◆ Problem to work on: Would you return the complete listing below word for word?

Extracts from a graphics dataset

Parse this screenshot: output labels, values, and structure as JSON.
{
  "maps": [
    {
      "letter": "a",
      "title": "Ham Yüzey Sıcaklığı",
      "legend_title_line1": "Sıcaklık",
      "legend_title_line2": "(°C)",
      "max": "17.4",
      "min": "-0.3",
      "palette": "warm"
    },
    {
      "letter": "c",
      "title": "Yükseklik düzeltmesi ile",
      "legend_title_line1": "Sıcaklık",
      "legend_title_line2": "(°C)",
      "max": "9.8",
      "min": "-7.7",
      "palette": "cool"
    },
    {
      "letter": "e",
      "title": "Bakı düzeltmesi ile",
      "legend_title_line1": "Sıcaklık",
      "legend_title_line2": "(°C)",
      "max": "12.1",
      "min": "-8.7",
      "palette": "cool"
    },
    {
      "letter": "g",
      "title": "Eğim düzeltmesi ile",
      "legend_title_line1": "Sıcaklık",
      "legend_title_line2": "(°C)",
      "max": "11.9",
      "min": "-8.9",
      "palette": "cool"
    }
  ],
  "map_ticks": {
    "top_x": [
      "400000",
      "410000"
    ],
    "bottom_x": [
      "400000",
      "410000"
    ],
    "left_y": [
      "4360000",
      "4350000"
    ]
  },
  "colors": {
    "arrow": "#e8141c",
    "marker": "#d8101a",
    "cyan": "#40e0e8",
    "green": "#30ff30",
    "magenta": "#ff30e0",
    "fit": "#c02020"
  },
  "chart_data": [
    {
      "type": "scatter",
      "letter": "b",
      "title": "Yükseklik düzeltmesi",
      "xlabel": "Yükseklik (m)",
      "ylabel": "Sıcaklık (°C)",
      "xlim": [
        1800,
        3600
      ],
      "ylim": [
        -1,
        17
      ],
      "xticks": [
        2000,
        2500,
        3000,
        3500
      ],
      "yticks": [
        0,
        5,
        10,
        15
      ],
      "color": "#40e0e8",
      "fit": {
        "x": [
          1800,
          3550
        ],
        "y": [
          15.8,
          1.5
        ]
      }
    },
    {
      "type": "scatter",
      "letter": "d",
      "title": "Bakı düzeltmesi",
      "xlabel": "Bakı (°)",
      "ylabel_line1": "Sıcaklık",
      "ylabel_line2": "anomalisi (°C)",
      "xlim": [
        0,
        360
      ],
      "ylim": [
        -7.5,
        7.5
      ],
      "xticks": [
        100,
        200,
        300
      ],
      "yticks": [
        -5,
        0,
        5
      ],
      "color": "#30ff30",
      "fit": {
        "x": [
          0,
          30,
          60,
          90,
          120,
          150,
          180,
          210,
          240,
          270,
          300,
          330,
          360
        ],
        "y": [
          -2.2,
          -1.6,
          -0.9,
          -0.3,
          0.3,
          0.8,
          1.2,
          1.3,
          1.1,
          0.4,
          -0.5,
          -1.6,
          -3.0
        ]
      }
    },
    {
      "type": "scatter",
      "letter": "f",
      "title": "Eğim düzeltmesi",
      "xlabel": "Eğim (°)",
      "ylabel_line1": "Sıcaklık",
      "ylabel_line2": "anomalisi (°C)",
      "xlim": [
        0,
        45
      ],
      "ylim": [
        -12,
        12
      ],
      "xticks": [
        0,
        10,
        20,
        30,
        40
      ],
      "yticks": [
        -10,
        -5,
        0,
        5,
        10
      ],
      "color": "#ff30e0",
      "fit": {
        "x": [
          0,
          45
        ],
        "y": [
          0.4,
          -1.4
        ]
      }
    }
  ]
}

◆ Final result:
Parse this screenshot: output labels, values, and structure as JSON.
{
  "maps": [
    {
      "letter": "a",
      "title": "Ham Yüzey Sıcaklığı",
      "legend_title_line1": "Sıcaklık",
      "legend_title_line2": "(°C)",
      "max": "17.4",
      "min": "-0.3",
      "palette": "warm"
    },
    {
      "letter": "c",
      "title": "Yükseklik düzeltmesi ile",
      "legend_title_line1": "Sıcaklık",
      "legend_title_line2": "(°C)",
      "max": "9.8",
      "min": "-7.7",
      "palette": "cool"
    },
    {
      "letter": "e",
      "title": "Bakı düzeltmesi ile",
      "legend_title_line1": "Sıcaklık",
      "legend_title_line2": "(°C)",
      "max": "12.1",
      "min": "-8.7",
      "palette": "cool"
    },
    {
      "letter": "g",
      "title": "Eğim düzeltmesi ile",
      "legend_title_line1": "Sıcaklık",
      "legend_title_line2": "(°C)",
      "max": "11.9",
      "min": "-8.9",
      "palette": "cool"
    }
  ],
  "map_ticks": {
    "top_x": [
      "400000",
      "410000"
    ],
    "bottom_x": [
      "400000",
      "410000"
    ],
    "left_y": [
      "4360000",
      "4350000"
    ]
  },
  "colors": {
    "arrow": "#e8141c",
    "marker": "#d8101a",
    "cyan": "#40e0e8",
    "green": "#30ff30",
    "magenta": "#ff30e0",
    "fit": "#c02020"
  },
  "chart_data": [
    {
      "type": "scatter",
      "letter": "b",
      "title": "Yükseklik düzeltmesi",
      "xlabel": "Yükseklik (m)",
      "ylabel": "Sıcaklık (°C)",
      "xlim": [
        1800,
        3600
      ],
      "ylim": [
        -1,
        17
      ],
      "xticks": [
        2000,
        2500,
        3000,
        3500
      ],
      "yticks": [
        0,
        5,
        10,
        15
      ],
      "color": "#40e0e8",
      "fit": {
        "x": [
          1800,
          3550
        ],
        "y": [
          15.8,
          1.5
        ]
      }
    },
    {
      "type": "scatter",
      "letter": "d",
      "title": "Bakı düzeltmesi",
      "xlabel": "Bakı (°)",
      "ylabel_line1": "Sıcaklık",
      "ylabel_line2": "anomalisi (°C)",
      "xlim": [
        0,
        360
      ],
      "ylim": [
        -7.5,
        7.5
      ],
      "xticks": [
        100,
        200,
        300
      ],
      "yticks": [
        -5,
        0,
        5
      ],
      "color": "#30ff30",
      "fit": {
        "x": [
          0,
          30,
          60,
          90,
          120,
          150,
          180,
          210,
          240,
          270,
          300,
          330,
          360
        ],
        "y": [
          -2.2,
          -1.6,
          -0.9,
          -0.3,
          0.3,
          0.8,
          1.2,
          1.3,
          1.1,
          0.4,
          -0.5,
          -1.6,
          -3.0
        ]
      }
    },
    {
      "type": "scatter",
      "letter": "f",
      "title": "Eğim düzeltmesi",
      "xlabel": "Eğim (°)",
      "ylabel_line1": "Sıcaklık",
      "ylabel_line2": "anomalisi (°C)",
      "xlim": [
        0,
        45
      ],
      "ylim": [
        -12,
        12
      ],
      "xticks": [
        0,
        10,
        20,
        30,
        40
      ],
      "yticks": [
        -10,
        -5,
        0,
        5,
        10
      ],
      "color": "#ff30e0",
      "fit": {
        "x": [
          0,
          45
        ],
        "y": [
          0.4,
          -1.4
        ]
      }
    }
  ]
}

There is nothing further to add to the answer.